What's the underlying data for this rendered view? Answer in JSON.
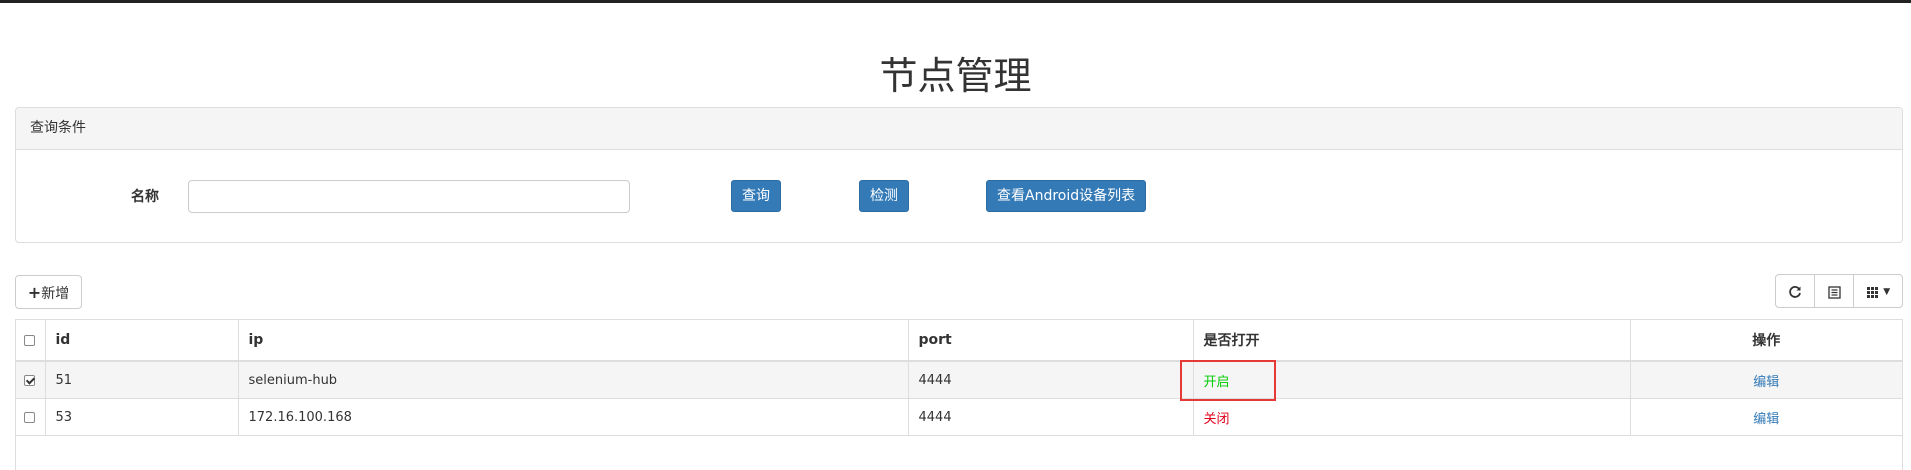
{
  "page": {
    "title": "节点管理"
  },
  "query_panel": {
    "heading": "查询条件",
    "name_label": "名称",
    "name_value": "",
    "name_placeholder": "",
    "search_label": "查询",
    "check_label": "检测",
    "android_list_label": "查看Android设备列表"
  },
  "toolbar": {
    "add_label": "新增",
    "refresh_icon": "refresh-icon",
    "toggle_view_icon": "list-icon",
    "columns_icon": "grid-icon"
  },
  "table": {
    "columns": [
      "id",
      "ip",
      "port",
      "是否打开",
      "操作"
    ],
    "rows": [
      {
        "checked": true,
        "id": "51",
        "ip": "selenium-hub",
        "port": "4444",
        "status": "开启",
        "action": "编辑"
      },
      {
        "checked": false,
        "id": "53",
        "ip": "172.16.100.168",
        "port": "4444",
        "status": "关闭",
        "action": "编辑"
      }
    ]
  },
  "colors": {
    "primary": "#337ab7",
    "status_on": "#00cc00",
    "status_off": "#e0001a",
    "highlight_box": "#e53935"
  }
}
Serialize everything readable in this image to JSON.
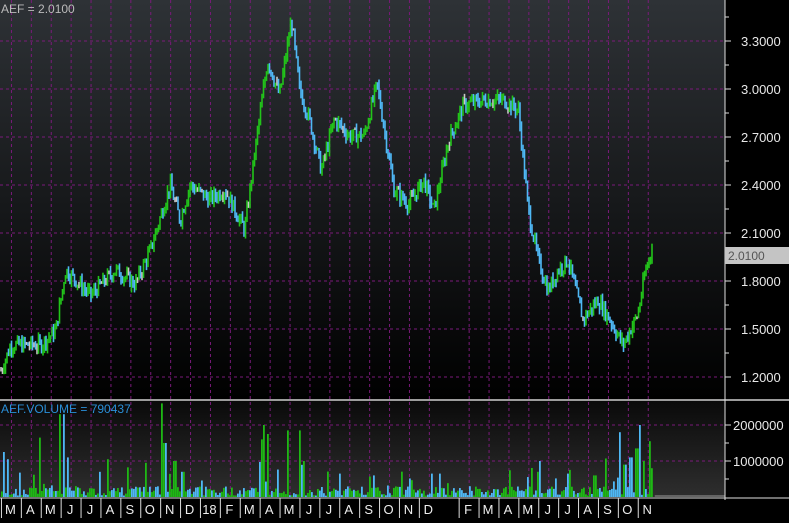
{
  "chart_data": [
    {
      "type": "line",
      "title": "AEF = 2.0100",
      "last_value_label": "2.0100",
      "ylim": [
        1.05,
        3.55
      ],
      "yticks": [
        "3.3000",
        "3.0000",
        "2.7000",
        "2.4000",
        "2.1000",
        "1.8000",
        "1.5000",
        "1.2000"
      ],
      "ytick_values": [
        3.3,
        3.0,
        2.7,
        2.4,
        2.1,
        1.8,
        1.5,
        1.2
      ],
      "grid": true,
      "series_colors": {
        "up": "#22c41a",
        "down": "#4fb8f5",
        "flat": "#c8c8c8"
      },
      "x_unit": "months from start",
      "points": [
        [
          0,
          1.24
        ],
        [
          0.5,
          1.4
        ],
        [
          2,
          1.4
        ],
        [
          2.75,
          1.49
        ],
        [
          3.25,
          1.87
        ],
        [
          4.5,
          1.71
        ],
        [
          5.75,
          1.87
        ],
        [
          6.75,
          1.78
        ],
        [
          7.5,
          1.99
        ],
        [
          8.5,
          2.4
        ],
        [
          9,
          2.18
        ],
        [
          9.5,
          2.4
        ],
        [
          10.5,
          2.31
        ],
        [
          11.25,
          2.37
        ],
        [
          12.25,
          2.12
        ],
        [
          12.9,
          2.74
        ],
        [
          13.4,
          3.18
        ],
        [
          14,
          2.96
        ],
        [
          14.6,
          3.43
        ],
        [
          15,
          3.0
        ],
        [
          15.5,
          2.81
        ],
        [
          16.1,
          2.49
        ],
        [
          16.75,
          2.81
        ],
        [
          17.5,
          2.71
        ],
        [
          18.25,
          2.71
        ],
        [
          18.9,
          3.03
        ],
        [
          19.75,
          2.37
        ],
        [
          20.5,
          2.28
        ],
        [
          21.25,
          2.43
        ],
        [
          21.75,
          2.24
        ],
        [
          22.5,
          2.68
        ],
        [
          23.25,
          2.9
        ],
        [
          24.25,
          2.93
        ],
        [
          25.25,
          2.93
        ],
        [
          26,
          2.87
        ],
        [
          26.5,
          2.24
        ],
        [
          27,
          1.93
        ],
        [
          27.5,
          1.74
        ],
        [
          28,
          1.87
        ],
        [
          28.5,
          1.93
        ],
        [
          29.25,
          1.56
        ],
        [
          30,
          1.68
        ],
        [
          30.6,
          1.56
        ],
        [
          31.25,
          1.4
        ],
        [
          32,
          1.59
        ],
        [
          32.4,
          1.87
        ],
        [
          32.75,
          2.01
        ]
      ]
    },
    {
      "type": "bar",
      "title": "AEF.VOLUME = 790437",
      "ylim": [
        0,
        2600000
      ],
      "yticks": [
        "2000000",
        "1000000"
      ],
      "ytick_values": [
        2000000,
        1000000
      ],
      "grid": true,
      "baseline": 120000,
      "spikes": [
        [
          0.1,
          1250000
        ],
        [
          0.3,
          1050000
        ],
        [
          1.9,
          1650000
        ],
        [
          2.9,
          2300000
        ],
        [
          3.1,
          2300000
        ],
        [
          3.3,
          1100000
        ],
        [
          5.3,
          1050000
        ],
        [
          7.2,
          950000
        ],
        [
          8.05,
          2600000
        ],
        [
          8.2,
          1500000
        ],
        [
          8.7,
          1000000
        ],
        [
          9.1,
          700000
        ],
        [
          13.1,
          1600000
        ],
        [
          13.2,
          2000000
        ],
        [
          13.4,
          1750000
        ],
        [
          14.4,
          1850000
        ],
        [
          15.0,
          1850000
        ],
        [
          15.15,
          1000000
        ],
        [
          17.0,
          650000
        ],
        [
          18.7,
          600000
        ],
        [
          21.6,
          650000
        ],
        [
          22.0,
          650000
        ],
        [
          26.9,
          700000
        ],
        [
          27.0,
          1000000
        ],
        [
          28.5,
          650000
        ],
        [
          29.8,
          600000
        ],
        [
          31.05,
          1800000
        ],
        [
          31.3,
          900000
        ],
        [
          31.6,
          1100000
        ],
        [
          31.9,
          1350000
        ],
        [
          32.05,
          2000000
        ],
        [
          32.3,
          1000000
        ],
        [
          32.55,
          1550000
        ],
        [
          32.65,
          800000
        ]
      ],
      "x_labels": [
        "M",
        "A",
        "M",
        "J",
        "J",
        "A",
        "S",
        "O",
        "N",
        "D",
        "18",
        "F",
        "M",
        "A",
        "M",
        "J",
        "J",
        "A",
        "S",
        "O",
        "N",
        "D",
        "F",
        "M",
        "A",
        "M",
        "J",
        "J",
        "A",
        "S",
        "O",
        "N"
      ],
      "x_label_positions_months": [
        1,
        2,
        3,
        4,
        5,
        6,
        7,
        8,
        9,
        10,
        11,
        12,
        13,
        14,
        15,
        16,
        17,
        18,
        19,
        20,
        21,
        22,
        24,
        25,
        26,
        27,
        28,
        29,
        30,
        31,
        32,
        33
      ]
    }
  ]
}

* **WHAT THE TASK ASKS**
Omit the pictures and restate the rest of the records verbatim.

* **RIGHT ANSWER**
What's the underlying data for this rendered view? Answer in JSON.
{
  "page": {
    "title": "节点管理"
  },
  "query_panel": {
    "heading": "查询条件",
    "name_label": "名称",
    "name_value": "",
    "name_placeholder": "",
    "search_label": "查询",
    "check_label": "检测",
    "android_list_label": "查看Android设备列表"
  },
  "toolbar": {
    "add_label": "新增",
    "refresh_icon": "refresh-icon",
    "toggle_view_icon": "list-icon",
    "columns_icon": "grid-icon"
  },
  "table": {
    "columns": [
      "id",
      "ip",
      "port",
      "是否打开",
      "操作"
    ],
    "rows": [
      {
        "checked": true,
        "id": "51",
        "ip": "selenium-hub",
        "port": "4444",
        "status": "开启",
        "action": "编辑"
      },
      {
        "checked": false,
        "id": "53",
        "ip": "172.16.100.168",
        "port": "4444",
        "status": "关闭",
        "action": "编辑"
      }
    ]
  },
  "colors": {
    "primary": "#337ab7",
    "status_on": "#00cc00",
    "status_off": "#e0001a",
    "highlight_box": "#e53935"
  }
}
Serialize everything readable in this image to JSON.
{
  "chart_data": [
    {
      "type": "line",
      "title": "AEF = 2.0100",
      "last_value_label": "2.0100",
      "ylim": [
        1.05,
        3.55
      ],
      "yticks": [
        "3.3000",
        "3.0000",
        "2.7000",
        "2.4000",
        "2.1000",
        "1.8000",
        "1.5000",
        "1.2000"
      ],
      "ytick_values": [
        3.3,
        3.0,
        2.7,
        2.4,
        2.1,
        1.8,
        1.5,
        1.2
      ],
      "grid": true,
      "series_colors": {
        "up": "#22c41a",
        "down": "#4fb8f5",
        "flat": "#c8c8c8"
      },
      "x_unit": "months from start",
      "points": [
        [
          0,
          1.24
        ],
        [
          0.5,
          1.4
        ],
        [
          2,
          1.4
        ],
        [
          2.75,
          1.49
        ],
        [
          3.25,
          1.87
        ],
        [
          4.5,
          1.71
        ],
        [
          5.75,
          1.87
        ],
        [
          6.75,
          1.78
        ],
        [
          7.5,
          1.99
        ],
        [
          8.5,
          2.4
        ],
        [
          9,
          2.18
        ],
        [
          9.5,
          2.4
        ],
        [
          10.5,
          2.31
        ],
        [
          11.25,
          2.37
        ],
        [
          12.25,
          2.12
        ],
        [
          12.9,
          2.74
        ],
        [
          13.4,
          3.18
        ],
        [
          14,
          2.96
        ],
        [
          14.6,
          3.43
        ],
        [
          15,
          3.0
        ],
        [
          15.5,
          2.81
        ],
        [
          16.1,
          2.49
        ],
        [
          16.75,
          2.81
        ],
        [
          17.5,
          2.71
        ],
        [
          18.25,
          2.71
        ],
        [
          18.9,
          3.03
        ],
        [
          19.75,
          2.37
        ],
        [
          20.5,
          2.28
        ],
        [
          21.25,
          2.43
        ],
        [
          21.75,
          2.24
        ],
        [
          22.5,
          2.68
        ],
        [
          23.25,
          2.9
        ],
        [
          24.25,
          2.93
        ],
        [
          25.25,
          2.93
        ],
        [
          26,
          2.87
        ],
        [
          26.5,
          2.24
        ],
        [
          27,
          1.93
        ],
        [
          27.5,
          1.74
        ],
        [
          28,
          1.87
        ],
        [
          28.5,
          1.93
        ],
        [
          29.25,
          1.56
        ],
        [
          30,
          1.68
        ],
        [
          30.6,
          1.56
        ],
        [
          31.25,
          1.4
        ],
        [
          32,
          1.59
        ],
        [
          32.4,
          1.87
        ],
        [
          32.75,
          2.01
        ]
      ]
    },
    {
      "type": "bar",
      "title": "AEF.VOLUME = 790437",
      "ylim": [
        0,
        2600000
      ],
      "yticks": [
        "2000000",
        "1000000"
      ],
      "ytick_values": [
        2000000,
        1000000
      ],
      "grid": true,
      "baseline": 120000,
      "spikes": [
        [
          0.1,
          1250000
        ],
        [
          0.3,
          1050000
        ],
        [
          1.9,
          1650000
        ],
        [
          2.9,
          2300000
        ],
        [
          3.1,
          2300000
        ],
        [
          3.3,
          1100000
        ],
        [
          5.3,
          1050000
        ],
        [
          7.2,
          950000
        ],
        [
          8.05,
          2600000
        ],
        [
          8.2,
          1500000
        ],
        [
          8.7,
          1000000
        ],
        [
          9.1,
          700000
        ],
        [
          13.1,
          1600000
        ],
        [
          13.2,
          2000000
        ],
        [
          13.4,
          1750000
        ],
        [
          14.4,
          1850000
        ],
        [
          15.0,
          1850000
        ],
        [
          15.15,
          1000000
        ],
        [
          17.0,
          650000
        ],
        [
          18.7,
          600000
        ],
        [
          21.6,
          650000
        ],
        [
          22.0,
          650000
        ],
        [
          26.9,
          700000
        ],
        [
          27.0,
          1000000
        ],
        [
          28.5,
          650000
        ],
        [
          29.8,
          600000
        ],
        [
          31.05,
          1800000
        ],
        [
          31.3,
          900000
        ],
        [
          31.6,
          1100000
        ],
        [
          31.9,
          1350000
        ],
        [
          32.05,
          2000000
        ],
        [
          32.3,
          1000000
        ],
        [
          32.55,
          1550000
        ],
        [
          32.65,
          800000
        ]
      ],
      "x_labels": [
        "M",
        "A",
        "M",
        "J",
        "J",
        "A",
        "S",
        "O",
        "N",
        "D",
        "18",
        "F",
        "M",
        "A",
        "M",
        "J",
        "J",
        "A",
        "S",
        "O",
        "N",
        "D",
        "F",
        "M",
        "A",
        "M",
        "J",
        "J",
        "A",
        "S",
        "O",
        "N"
      ],
      "x_label_positions_months": [
        1,
        2,
        3,
        4,
        5,
        6,
        7,
        8,
        9,
        10,
        11,
        12,
        13,
        14,
        15,
        16,
        17,
        18,
        19,
        20,
        21,
        22,
        24,
        25,
        26,
        27,
        28,
        29,
        30,
        31,
        32,
        33
      ]
    }
  ]
}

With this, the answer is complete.